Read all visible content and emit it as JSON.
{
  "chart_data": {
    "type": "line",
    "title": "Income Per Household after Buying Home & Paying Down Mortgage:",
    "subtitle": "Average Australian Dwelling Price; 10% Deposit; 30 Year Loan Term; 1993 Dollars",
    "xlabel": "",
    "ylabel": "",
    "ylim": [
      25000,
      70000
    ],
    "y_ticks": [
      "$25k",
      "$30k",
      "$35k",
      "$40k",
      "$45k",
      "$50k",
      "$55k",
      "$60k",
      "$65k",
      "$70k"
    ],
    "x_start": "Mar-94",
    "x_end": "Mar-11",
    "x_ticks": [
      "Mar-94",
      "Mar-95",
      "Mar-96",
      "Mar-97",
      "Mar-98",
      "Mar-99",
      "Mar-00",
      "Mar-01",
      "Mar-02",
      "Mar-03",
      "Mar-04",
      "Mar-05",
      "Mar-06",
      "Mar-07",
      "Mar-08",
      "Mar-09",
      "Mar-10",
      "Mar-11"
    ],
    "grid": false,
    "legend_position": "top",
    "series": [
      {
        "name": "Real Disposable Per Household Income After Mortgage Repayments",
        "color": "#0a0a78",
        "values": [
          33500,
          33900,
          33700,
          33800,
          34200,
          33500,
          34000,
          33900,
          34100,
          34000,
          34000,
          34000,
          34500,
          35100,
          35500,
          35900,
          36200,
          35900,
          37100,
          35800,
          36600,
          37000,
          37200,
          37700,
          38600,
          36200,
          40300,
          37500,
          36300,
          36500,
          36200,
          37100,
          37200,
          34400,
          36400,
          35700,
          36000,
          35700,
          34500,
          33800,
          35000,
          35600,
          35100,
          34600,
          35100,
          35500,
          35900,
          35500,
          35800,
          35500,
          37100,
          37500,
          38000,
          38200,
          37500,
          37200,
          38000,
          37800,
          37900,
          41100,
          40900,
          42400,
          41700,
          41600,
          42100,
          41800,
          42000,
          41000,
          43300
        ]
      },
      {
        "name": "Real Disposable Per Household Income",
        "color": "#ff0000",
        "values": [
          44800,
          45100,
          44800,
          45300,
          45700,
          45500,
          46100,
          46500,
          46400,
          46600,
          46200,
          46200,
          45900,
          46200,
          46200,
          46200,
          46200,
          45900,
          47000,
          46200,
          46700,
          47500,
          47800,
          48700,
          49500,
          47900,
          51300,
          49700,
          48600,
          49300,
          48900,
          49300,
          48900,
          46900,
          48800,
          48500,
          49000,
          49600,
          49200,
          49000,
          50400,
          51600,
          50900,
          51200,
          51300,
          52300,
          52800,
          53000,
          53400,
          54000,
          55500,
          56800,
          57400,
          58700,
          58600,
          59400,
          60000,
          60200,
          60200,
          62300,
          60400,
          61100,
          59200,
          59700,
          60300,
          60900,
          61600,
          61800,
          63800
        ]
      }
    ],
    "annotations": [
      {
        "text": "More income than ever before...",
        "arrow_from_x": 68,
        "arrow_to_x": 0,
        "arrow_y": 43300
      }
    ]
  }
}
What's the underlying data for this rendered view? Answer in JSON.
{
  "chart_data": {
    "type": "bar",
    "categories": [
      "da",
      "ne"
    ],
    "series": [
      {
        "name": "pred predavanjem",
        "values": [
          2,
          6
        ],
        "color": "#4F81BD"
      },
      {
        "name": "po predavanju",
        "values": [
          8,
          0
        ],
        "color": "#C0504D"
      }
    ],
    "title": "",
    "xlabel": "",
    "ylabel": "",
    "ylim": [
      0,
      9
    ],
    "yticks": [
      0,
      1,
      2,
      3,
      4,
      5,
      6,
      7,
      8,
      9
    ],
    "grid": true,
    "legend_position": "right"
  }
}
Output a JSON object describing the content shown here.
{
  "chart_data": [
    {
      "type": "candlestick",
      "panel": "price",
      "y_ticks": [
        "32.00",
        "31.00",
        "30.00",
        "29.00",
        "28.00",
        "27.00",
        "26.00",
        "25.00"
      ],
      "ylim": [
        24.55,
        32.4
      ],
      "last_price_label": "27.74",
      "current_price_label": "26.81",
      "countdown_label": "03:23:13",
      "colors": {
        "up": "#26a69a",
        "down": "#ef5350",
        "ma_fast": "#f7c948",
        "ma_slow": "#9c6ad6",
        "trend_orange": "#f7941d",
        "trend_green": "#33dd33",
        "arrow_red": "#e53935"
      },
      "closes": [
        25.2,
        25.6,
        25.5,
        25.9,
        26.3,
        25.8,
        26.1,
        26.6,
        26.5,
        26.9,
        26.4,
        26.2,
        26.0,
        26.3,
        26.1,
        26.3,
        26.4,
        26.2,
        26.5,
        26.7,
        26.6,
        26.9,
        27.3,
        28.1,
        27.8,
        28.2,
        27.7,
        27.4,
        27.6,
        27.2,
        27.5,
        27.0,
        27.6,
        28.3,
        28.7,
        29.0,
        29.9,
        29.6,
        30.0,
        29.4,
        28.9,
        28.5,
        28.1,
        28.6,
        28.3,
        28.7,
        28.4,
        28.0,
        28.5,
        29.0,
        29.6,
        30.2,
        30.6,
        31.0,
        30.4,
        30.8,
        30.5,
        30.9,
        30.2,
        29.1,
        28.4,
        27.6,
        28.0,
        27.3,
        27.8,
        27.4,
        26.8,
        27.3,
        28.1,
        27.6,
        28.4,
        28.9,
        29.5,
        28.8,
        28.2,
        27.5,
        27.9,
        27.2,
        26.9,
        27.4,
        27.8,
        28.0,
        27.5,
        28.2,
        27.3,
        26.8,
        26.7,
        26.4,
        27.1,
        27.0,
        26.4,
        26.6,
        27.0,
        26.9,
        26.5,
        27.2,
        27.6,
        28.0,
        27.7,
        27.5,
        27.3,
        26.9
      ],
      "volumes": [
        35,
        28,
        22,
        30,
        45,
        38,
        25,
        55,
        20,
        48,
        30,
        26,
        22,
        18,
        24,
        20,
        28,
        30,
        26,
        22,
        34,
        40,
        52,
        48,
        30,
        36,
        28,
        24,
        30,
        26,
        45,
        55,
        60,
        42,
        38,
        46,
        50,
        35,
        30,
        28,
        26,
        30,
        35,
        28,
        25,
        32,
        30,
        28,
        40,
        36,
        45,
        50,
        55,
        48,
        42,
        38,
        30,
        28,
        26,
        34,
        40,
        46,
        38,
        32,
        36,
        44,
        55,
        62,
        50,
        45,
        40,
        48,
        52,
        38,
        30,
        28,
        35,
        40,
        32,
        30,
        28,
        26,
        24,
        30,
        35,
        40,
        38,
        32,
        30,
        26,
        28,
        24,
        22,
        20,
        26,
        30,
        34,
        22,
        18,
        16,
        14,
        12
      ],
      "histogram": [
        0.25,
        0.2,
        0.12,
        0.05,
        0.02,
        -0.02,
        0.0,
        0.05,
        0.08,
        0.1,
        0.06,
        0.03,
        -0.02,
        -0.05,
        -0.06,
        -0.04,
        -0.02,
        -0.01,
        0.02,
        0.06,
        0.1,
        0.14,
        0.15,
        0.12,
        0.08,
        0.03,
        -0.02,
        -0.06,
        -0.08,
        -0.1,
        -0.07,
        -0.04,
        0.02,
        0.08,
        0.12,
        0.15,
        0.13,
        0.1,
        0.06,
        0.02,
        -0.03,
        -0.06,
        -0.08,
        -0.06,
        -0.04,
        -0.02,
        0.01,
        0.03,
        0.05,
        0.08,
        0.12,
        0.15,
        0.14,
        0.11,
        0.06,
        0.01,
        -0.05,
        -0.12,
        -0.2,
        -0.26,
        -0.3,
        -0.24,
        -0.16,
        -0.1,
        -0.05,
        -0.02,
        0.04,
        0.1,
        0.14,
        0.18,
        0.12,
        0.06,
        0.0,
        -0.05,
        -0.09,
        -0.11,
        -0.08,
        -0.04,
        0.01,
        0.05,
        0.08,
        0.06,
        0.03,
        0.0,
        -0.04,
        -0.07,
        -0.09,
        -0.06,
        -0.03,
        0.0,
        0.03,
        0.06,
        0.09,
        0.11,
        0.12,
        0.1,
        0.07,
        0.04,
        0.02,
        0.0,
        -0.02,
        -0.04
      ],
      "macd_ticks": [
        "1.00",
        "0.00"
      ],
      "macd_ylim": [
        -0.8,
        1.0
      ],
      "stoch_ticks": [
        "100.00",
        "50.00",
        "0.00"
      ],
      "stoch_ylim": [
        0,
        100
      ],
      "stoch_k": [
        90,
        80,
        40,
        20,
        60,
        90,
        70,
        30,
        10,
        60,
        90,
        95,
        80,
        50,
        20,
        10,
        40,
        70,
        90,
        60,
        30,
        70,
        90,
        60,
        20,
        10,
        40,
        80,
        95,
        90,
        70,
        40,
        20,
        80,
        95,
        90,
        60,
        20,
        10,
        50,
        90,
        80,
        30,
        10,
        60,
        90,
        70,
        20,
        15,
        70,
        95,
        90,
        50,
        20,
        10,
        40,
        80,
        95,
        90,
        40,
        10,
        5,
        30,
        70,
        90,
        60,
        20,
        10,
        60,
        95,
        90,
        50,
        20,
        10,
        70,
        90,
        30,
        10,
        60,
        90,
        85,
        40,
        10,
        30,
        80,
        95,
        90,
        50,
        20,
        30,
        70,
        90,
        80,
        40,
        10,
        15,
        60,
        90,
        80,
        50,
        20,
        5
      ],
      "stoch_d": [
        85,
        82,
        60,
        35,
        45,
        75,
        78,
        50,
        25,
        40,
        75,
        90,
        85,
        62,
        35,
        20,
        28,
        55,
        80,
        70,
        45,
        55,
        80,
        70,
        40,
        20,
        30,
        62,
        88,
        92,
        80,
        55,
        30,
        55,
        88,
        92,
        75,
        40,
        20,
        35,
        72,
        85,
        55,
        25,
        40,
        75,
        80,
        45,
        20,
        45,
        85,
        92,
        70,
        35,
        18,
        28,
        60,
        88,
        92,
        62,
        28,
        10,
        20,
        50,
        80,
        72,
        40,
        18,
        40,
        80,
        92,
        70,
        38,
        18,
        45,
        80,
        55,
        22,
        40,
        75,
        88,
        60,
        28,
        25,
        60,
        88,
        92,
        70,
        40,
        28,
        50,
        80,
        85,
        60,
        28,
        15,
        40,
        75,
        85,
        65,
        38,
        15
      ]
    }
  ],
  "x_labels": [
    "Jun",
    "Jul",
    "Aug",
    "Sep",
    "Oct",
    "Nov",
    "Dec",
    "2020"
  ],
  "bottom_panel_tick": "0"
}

──────

== EXERCISE TASK ==
Pick out all lines containing the string "type".

== RESULT ==
    "type": "line",
    "type": "bar",
      "type": "candlestick",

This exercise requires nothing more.